**The request**
Which lines include the word "name"? Copy each of them.

**Provided data**
• • •

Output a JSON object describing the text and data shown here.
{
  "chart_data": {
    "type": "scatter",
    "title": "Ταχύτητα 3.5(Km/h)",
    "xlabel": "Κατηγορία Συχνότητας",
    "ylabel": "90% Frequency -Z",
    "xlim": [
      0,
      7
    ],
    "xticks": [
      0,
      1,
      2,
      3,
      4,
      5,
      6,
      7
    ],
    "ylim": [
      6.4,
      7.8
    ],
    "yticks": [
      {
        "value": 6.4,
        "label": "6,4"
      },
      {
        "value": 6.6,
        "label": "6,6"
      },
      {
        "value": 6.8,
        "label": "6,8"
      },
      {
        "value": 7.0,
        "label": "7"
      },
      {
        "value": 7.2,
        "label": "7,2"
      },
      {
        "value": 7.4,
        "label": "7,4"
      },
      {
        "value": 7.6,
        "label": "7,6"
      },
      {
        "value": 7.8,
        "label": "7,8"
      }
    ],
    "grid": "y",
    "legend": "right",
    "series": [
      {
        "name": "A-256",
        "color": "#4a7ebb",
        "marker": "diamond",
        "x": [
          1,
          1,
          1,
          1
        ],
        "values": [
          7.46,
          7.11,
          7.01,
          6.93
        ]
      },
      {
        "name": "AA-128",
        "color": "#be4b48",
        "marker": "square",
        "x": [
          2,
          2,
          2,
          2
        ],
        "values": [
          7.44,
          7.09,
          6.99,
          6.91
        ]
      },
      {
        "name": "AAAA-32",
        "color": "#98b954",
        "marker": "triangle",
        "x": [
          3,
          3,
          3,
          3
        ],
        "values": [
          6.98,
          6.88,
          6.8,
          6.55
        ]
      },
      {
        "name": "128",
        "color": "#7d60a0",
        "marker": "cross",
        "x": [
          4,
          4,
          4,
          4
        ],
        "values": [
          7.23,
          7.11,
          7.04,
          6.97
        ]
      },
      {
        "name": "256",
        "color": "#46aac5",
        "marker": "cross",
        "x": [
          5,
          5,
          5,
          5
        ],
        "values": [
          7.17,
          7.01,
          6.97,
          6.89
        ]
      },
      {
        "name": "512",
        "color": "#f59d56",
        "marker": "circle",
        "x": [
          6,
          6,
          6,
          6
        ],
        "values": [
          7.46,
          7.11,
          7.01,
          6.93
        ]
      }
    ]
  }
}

• • •

**Written answer**
        "name": "A-256",
        "name": "AA-128",
        "name": "AAAA-32",
        "name": "128",
        "name": "256",
        "name": "512",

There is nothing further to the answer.